>> Start
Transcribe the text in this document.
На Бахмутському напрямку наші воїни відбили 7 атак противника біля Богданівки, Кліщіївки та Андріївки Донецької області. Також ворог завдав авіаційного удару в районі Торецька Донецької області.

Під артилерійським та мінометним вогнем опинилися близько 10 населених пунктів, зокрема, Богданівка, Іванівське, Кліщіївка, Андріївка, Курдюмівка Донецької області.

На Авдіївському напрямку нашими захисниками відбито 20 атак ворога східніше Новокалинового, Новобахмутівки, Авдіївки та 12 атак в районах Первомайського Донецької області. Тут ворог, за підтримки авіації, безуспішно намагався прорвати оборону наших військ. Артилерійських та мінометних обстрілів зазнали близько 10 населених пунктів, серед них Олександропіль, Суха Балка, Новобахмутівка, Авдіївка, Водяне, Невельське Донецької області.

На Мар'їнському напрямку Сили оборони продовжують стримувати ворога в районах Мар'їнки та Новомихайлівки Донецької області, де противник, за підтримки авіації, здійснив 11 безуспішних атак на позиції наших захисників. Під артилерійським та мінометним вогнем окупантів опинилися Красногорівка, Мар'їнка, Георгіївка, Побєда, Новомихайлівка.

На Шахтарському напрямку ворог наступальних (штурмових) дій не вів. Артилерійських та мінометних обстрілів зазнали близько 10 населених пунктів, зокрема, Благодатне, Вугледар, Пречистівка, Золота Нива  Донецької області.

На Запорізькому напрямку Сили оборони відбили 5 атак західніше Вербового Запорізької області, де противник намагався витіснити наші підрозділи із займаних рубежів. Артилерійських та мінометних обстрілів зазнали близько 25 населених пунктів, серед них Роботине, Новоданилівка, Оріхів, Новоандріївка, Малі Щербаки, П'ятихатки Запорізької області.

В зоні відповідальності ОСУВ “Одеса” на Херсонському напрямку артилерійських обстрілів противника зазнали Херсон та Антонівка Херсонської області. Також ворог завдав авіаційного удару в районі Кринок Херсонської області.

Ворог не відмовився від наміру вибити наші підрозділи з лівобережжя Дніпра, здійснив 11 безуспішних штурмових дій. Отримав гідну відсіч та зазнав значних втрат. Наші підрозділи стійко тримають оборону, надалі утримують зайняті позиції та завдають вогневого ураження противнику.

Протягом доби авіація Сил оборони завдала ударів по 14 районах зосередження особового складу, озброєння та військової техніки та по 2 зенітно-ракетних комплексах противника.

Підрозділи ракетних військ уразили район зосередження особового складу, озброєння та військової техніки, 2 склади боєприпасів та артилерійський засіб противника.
>> End
**Exercise aim**.
Copy each line above that contains the word "військової".

**Response for this exercise**.
Протягом доби авіація Сил оборони завдала ударів по 14 районах зосередження особового складу, озброєння та військової техніки та по 2 зенітно-ракетних комплексах противника.
Підрозділи ракетних військ уразили район зосередження особового складу, озброєння та військової техніки, 2 склади боєприпасів та артилерійський засіб противника.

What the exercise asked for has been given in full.